## [Records for this exercise]

------

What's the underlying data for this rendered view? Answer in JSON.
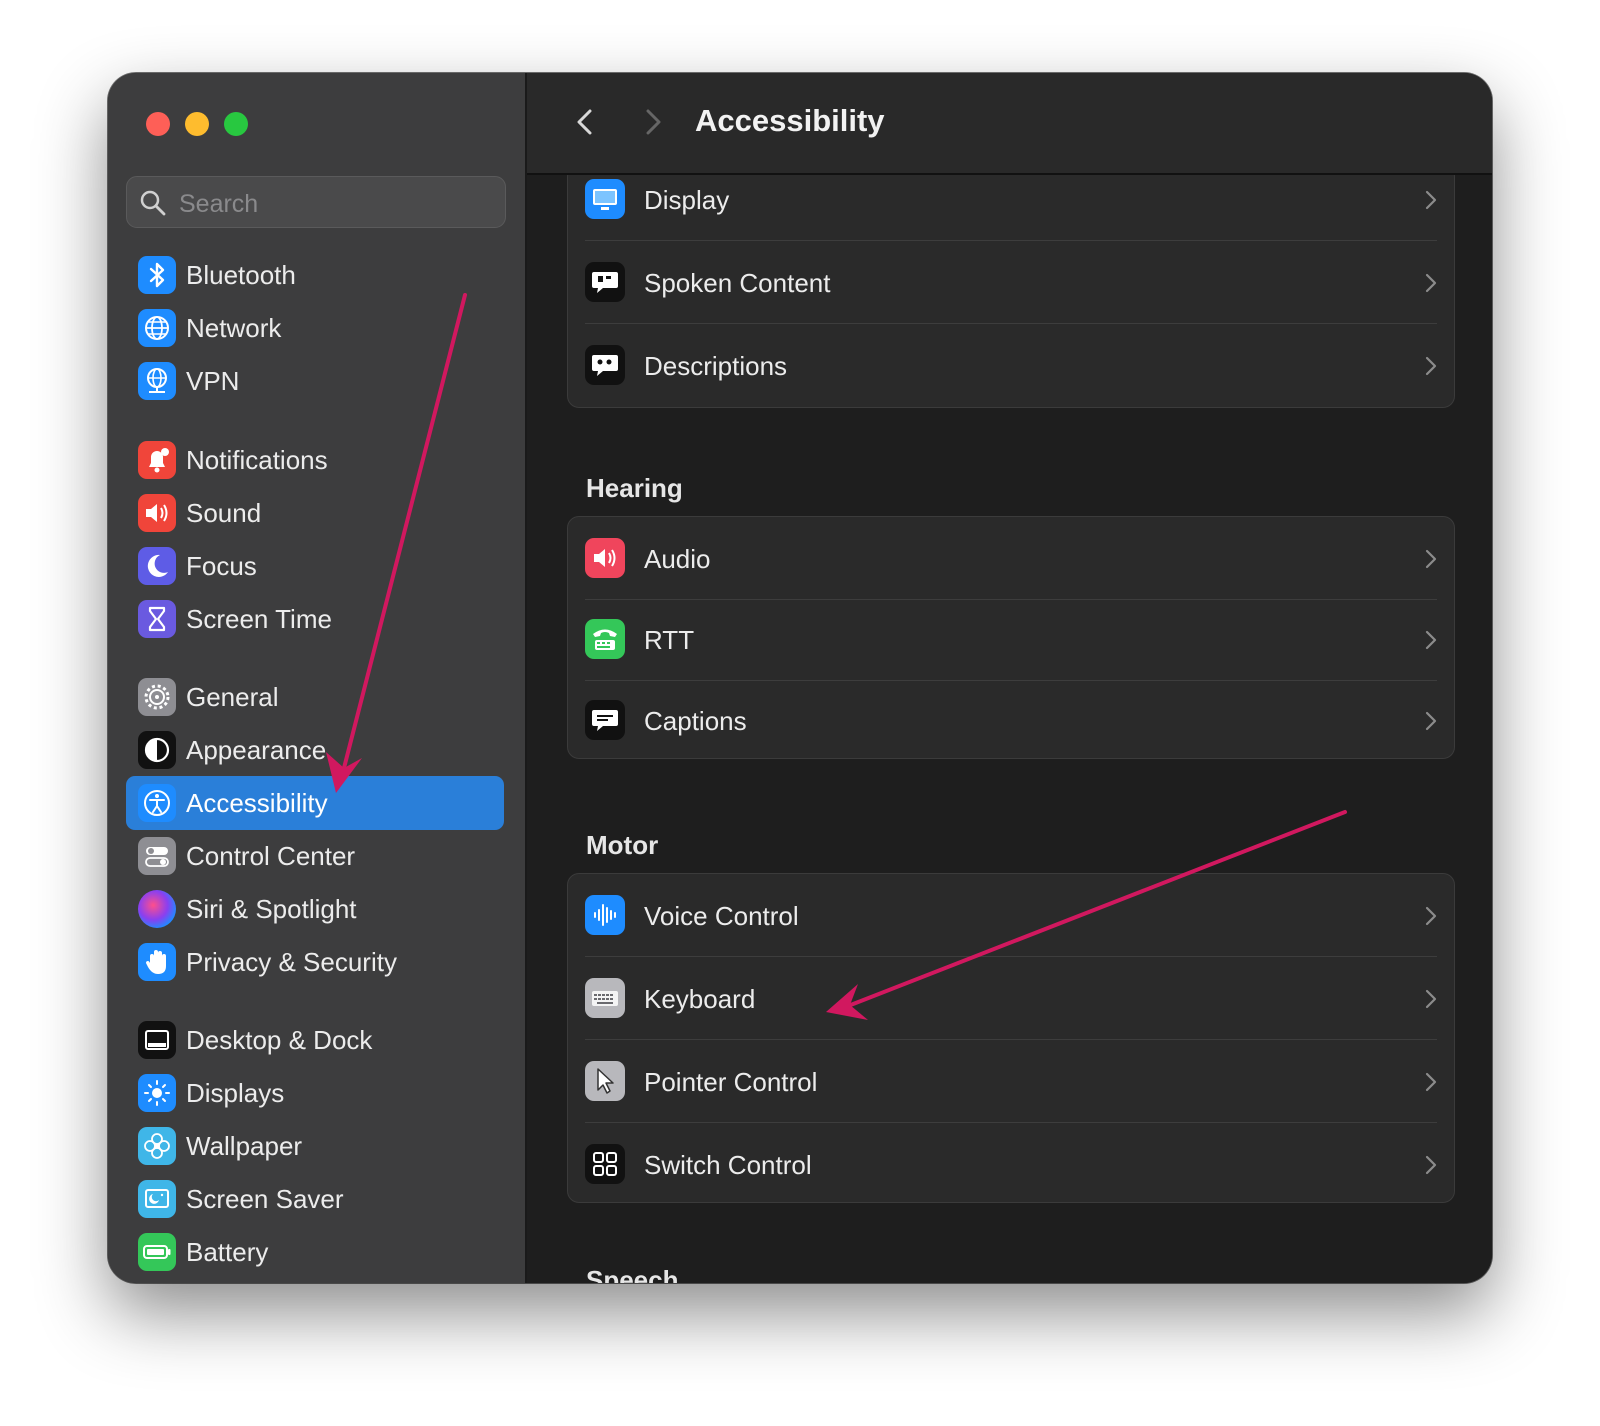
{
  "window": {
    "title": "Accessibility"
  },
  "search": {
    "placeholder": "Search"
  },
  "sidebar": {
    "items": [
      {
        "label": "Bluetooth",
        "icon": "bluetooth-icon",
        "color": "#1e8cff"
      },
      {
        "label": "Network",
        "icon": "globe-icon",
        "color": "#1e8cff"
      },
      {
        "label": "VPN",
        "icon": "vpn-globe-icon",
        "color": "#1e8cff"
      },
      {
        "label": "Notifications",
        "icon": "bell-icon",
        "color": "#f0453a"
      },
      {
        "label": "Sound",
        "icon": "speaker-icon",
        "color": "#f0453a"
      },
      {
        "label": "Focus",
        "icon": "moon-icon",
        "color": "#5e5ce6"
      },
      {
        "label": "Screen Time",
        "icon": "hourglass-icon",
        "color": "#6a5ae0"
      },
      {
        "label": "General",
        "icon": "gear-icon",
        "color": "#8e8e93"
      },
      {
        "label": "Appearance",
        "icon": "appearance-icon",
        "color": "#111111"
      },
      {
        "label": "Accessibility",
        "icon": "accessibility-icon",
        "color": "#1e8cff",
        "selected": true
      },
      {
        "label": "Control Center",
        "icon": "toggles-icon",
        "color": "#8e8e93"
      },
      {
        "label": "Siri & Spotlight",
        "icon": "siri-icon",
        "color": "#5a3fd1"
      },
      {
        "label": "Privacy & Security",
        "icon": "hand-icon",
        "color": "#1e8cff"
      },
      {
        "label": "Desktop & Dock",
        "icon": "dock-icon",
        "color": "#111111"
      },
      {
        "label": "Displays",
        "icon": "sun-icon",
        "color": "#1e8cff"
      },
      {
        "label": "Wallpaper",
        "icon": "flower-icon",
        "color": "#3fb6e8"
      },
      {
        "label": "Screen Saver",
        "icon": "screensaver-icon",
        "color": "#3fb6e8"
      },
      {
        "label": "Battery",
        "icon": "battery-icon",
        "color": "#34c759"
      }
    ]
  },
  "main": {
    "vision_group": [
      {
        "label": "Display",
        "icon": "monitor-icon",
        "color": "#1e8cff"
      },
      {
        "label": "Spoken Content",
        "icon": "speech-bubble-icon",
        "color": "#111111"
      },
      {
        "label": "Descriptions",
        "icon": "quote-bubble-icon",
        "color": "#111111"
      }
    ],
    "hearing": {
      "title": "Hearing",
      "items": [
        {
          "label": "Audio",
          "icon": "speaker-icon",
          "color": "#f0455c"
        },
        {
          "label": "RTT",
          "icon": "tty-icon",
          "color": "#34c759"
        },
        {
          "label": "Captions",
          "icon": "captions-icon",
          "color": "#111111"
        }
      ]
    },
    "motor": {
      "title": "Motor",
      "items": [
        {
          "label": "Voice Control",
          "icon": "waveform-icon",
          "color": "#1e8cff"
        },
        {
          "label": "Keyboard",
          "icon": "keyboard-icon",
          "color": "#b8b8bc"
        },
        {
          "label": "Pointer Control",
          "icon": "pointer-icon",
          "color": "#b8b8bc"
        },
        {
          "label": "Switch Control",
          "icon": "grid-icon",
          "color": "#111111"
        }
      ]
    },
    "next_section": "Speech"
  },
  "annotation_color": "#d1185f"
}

------

## [Exercise goal]
Pick out the lines containing the string "Control".

## [Completed exercise]
        "label": "Control Center",
          "label": "Voice Control",
          "label": "Pointer Control",
          "label": "Switch Control",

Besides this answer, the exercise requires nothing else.